--- Extracted records ---

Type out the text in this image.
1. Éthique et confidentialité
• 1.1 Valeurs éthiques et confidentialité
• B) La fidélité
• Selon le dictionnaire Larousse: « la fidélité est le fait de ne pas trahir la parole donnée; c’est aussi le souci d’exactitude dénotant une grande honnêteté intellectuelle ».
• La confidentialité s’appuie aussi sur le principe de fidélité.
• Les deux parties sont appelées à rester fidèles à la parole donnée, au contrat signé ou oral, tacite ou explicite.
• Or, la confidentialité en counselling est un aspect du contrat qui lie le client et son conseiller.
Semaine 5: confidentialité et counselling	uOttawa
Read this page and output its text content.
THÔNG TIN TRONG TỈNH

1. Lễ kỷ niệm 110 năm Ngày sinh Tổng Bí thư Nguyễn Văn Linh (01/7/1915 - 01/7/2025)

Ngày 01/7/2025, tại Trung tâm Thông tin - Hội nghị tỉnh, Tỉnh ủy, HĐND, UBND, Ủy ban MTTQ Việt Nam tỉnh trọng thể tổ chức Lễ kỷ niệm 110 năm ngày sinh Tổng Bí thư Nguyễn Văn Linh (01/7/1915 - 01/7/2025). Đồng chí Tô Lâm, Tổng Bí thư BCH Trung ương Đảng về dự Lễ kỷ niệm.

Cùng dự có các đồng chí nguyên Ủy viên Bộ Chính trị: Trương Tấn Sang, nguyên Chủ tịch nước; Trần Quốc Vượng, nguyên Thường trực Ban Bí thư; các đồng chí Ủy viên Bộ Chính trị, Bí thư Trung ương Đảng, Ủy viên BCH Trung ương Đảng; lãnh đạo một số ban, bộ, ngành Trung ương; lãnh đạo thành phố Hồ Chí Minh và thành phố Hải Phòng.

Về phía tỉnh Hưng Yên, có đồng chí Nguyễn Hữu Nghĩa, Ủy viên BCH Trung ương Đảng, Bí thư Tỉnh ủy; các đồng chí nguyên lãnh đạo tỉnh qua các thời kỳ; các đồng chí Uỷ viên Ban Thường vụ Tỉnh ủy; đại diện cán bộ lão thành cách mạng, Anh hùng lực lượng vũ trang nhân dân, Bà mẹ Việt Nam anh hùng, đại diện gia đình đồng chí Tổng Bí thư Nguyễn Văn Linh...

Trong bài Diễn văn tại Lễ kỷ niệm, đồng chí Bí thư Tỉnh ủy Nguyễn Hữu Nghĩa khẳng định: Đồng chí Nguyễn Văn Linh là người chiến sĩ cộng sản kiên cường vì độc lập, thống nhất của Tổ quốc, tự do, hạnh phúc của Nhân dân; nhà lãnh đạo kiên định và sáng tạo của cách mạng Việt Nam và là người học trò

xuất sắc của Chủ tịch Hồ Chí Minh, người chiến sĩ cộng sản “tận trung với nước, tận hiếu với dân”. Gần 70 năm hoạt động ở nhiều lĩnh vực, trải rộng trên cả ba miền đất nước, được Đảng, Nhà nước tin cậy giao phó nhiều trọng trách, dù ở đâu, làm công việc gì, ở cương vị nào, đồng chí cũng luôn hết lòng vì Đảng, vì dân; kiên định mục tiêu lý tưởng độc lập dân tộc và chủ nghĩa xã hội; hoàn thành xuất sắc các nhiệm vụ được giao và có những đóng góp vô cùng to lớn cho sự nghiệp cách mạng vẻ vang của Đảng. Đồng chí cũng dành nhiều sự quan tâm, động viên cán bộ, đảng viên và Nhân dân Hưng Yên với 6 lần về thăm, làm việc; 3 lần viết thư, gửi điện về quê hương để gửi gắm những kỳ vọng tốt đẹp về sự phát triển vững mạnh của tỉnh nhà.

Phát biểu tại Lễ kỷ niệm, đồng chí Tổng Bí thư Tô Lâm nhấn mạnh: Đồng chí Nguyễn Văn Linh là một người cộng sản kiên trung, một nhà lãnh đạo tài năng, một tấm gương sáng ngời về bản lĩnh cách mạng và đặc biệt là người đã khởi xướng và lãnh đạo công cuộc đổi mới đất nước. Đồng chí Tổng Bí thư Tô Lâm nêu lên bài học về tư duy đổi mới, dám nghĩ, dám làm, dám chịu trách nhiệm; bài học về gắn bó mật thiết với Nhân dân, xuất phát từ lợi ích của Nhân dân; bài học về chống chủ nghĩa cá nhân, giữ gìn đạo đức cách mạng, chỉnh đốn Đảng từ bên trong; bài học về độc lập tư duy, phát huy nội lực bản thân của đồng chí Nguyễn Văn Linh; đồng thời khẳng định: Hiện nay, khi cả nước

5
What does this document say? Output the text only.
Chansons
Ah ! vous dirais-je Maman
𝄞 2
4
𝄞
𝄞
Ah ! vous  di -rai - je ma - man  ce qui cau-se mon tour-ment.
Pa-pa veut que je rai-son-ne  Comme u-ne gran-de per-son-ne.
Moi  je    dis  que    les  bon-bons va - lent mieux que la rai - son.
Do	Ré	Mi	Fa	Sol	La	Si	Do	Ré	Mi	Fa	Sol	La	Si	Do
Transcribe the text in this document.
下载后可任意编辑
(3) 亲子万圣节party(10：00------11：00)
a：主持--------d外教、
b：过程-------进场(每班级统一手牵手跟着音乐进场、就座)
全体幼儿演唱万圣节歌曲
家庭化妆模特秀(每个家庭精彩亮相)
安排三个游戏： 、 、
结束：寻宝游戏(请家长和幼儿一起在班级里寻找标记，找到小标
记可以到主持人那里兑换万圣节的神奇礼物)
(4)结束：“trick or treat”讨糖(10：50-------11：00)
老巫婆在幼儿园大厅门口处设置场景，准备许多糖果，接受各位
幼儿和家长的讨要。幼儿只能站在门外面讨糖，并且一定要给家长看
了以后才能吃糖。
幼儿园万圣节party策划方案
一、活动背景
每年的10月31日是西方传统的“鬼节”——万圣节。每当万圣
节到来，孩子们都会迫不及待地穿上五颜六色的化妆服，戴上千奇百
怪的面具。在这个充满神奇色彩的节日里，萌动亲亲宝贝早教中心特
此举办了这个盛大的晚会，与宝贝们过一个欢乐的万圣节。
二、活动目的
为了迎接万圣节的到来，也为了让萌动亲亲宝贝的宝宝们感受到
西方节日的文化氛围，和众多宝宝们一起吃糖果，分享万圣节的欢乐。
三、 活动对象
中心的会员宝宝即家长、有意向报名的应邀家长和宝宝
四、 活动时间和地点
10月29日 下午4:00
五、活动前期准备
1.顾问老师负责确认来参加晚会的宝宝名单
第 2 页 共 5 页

---

**Task brief:**
Repeat every entry exactly, please.

**Expected answer:**
Type out the text in this image.
1. Éthique et confidentialité
• 1.1 Valeurs éthiques et confidentialité
• B) La fidélité
• Selon le dictionnaire Larousse: « la fidélité est le fait de ne pas trahir la parole donnée; c’est aussi le souci d’exactitude dénotant une grande honnêteté intellectuelle ».
• La confidentialité s’appuie aussi sur le principe de fidélité.
• Les deux parties sont appelées à rester fidèles à la parole donnée, au contrat signé ou oral, tacite ou explicite.
• Or, la confidentialité en counselling est un aspect du contrat qui lie le client et son conseiller.
Semaine 5: confidentialité et counselling	uOttawa
Read this page and output its text content.
THÔNG TIN TRONG TỈNH

1. Lễ kỷ niệm 110 năm Ngày sinh Tổng Bí thư Nguyễn Văn Linh (01/7/1915 - 01/7/2025)

Ngày 01/7/2025, tại Trung tâm Thông tin - Hội nghị tỉnh, Tỉnh ủy, HĐND, UBND, Ủy ban MTTQ Việt Nam tỉnh trọng thể tổ chức Lễ kỷ niệm 110 năm ngày sinh Tổng Bí thư Nguyễn Văn Linh (01/7/1915 - 01/7/2025). Đồng chí Tô Lâm, Tổng Bí thư BCH Trung ương Đảng về dự Lễ kỷ niệm.

Cùng dự có các đồng chí nguyên Ủy viên Bộ Chính trị: Trương Tấn Sang, nguyên Chủ tịch nước; Trần Quốc Vượng, nguyên Thường trực Ban Bí thư; các đồng chí Ủy viên Bộ Chính trị, Bí thư Trung ương Đảng, Ủy viên BCH Trung ương Đảng; lãnh đạo một số ban, bộ, ngành Trung ương; lãnh đạo thành phố Hồ Chí Minh và thành phố Hải Phòng.

Về phía tỉnh Hưng Yên, có đồng chí Nguyễn Hữu Nghĩa, Ủy viên BCH Trung ương Đảng, Bí thư Tỉnh ủy; các đồng chí nguyên lãnh đạo tỉnh qua các thời kỳ; các đồng chí Uỷ viên Ban Thường vụ Tỉnh ủy; đại diện cán bộ lão thành cách mạng, Anh hùng lực lượng vũ trang nhân dân, Bà mẹ Việt Nam anh hùng, đại diện gia đình đồng chí Tổng Bí thư Nguyễn Văn Linh...

Trong bài Diễn văn tại Lễ kỷ niệm, đồng chí Bí thư Tỉnh ủy Nguyễn Hữu Nghĩa khẳng định: Đồng chí Nguyễn Văn Linh là người chiến sĩ cộng sản kiên cường vì độc lập, thống nhất của Tổ quốc, tự do, hạnh phúc của Nhân dân; nhà lãnh đạo kiên định và sáng tạo của cách mạng Việt Nam và là người học trò

xuất sắc của Chủ tịch Hồ Chí Minh, người chiến sĩ cộng sản “tận trung với nước, tận hiếu với dân”. Gần 70 năm hoạt động ở nhiều lĩnh vực, trải rộng trên cả ba miền đất nước, được Đảng, Nhà nước tin cậy giao phó nhiều trọng trách, dù ở đâu, làm công việc gì, ở cương vị nào, đồng chí cũng luôn hết lòng vì Đảng, vì dân; kiên định mục tiêu lý tưởng độc lập dân tộc và chủ nghĩa xã hội; hoàn thành xuất sắc các nhiệm vụ được giao và có những đóng góp vô cùng to lớn cho sự nghiệp cách mạng vẻ vang của Đảng. Đồng chí cũng dành nhiều sự quan tâm, động viên cán bộ, đảng viên và Nhân dân Hưng Yên với 6 lần về thăm, làm việc; 3 lần viết thư, gửi điện về quê hương để gửi gắm những kỳ vọng tốt đẹp về sự phát triển vững mạnh của tỉnh nhà.

Phát biểu tại Lễ kỷ niệm, đồng chí Tổng Bí thư Tô Lâm nhấn mạnh: Đồng chí Nguyễn Văn Linh là một người cộng sản kiên trung, một nhà lãnh đạo tài năng, một tấm gương sáng ngời về bản lĩnh cách mạng và đặc biệt là người đã khởi xướng và lãnh đạo công cuộc đổi mới đất nước. Đồng chí Tổng Bí thư Tô Lâm nêu lên bài học về tư duy đổi mới, dám nghĩ, dám làm, dám chịu trách nhiệm; bài học về gắn bó mật thiết với Nhân dân, xuất phát từ lợi ích của Nhân dân; bài học về chống chủ nghĩa cá nhân, giữ gìn đạo đức cách mạng, chỉnh đốn Đảng từ bên trong; bài học về độc lập tư duy, phát huy nội lực bản thân của đồng chí Nguyễn Văn Linh; đồng thời khẳng định: Hiện nay, khi cả nước

5
What does this document say? Output the text only.
Chansons
Ah ! vous dirais-je Maman
𝄞 2
4
𝄞
𝄞
Ah ! vous  di -rai - je ma - man  ce qui cau-se mon tour-ment.
Pa-pa veut que je rai-son-ne  Comme u-ne gran-de per-son-ne.
Moi  je    dis  que    les  bon-bons va - lent mieux que la rai - son.
Do	Ré	Mi	Fa	Sol	La	Si	Do	Ré	Mi	Fa	Sol	La	Si	Do
Transcribe the text in this document.
下载后可任意编辑
(3) 亲子万圣节party(10：00------11：00)
a：主持--------d外教、
b：过程-------进场(每班级统一手牵手跟着音乐进场、就座)
全体幼儿演唱万圣节歌曲
家庭化妆模特秀(每个家庭精彩亮相)
安排三个游戏： 、 、
结束：寻宝游戏(请家长和幼儿一起在班级里寻找标记，找到小标
记可以到主持人那里兑换万圣节的神奇礼物)
(4)结束：“trick or treat”讨糖(10：50-------11：00)
老巫婆在幼儿园大厅门口处设置场景，准备许多糖果，接受各位
幼儿和家长的讨要。幼儿只能站在门外面讨糖，并且一定要给家长看
了以后才能吃糖。
幼儿园万圣节party策划方案
一、活动背景
每年的10月31日是西方传统的“鬼节”——万圣节。每当万圣
节到来，孩子们都会迫不及待地穿上五颜六色的化妆服，戴上千奇百
怪的面具。在这个充满神奇色彩的节日里，萌动亲亲宝贝早教中心特
此举办了这个盛大的晚会，与宝贝们过一个欢乐的万圣节。
二、活动目的
为了迎接万圣节的到来，也为了让萌动亲亲宝贝的宝宝们感受到
西方节日的文化氛围，和众多宝宝们一起吃糖果，分享万圣节的欢乐。
三、 活动对象
中心的会员宝宝即家长、有意向报名的应邀家长和宝宝
四、 活动时间和地点
10月29日 下午4:00
五、活动前期准备
1.顾问老师负责确认来参加晚会的宝宝名单
第 2 页 共 5 页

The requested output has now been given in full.